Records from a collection
╭──

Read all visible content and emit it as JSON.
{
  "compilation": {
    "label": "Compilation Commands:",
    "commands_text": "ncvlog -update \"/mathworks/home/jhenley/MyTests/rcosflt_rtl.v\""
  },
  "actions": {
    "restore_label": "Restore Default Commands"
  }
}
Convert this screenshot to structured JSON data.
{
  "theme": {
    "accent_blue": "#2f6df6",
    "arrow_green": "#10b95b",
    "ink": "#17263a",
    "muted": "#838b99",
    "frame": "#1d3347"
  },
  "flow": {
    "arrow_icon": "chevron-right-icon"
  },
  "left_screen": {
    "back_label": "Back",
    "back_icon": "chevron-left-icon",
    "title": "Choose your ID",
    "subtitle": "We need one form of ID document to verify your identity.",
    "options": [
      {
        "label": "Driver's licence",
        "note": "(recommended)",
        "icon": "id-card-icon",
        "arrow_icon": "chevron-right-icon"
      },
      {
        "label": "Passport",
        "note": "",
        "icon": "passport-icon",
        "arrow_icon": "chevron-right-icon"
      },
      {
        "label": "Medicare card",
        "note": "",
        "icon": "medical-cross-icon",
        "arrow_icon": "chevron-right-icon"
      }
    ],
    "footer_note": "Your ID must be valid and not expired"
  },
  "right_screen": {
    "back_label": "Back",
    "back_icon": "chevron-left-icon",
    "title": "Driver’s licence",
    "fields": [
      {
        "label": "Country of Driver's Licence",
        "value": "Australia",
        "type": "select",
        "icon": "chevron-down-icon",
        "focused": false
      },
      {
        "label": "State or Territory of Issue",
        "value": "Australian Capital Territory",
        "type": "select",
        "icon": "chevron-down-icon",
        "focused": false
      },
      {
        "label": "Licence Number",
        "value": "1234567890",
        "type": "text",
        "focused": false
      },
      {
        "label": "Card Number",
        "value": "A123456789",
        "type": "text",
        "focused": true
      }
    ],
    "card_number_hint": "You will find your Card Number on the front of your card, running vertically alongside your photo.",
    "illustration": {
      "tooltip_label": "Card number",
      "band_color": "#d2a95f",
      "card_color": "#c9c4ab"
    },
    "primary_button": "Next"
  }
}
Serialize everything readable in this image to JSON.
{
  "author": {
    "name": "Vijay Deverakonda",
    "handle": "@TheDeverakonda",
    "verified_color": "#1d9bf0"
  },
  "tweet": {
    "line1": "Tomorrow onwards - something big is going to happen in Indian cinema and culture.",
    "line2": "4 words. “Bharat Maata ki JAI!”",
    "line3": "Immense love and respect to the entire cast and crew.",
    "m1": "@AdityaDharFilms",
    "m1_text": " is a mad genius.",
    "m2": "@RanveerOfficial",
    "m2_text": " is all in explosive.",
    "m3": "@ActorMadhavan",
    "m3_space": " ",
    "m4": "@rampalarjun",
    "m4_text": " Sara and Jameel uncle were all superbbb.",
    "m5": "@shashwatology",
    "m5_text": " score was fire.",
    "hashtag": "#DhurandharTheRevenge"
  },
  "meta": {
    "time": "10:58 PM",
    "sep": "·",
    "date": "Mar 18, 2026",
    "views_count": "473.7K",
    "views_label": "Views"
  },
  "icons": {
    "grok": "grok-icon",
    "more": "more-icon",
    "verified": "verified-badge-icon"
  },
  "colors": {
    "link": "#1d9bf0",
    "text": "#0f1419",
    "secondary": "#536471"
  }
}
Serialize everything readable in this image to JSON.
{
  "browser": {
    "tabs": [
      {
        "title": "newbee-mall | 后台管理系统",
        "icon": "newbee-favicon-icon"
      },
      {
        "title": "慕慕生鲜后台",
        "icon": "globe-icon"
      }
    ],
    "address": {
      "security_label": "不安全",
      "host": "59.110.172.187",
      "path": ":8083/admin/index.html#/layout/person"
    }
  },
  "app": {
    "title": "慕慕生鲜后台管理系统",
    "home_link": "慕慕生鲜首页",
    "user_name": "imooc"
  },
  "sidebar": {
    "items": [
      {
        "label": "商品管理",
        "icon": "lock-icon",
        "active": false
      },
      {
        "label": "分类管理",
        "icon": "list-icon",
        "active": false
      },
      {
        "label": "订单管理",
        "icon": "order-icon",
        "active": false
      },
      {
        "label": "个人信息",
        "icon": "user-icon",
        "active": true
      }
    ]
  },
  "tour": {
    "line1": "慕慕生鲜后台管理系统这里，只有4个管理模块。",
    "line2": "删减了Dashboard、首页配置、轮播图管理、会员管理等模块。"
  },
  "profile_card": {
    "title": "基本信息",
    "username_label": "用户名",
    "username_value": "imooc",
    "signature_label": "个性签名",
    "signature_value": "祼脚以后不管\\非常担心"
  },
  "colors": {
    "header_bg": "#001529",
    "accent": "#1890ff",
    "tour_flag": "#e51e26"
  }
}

╰──

Aim: Gather every line from the listing above in which "Driver" appears, and copy those lines.

Output of the task:
        "label": "Driver's licence",
    "title": "Driver’s licence",
        "label": "Country of Driver's Licence",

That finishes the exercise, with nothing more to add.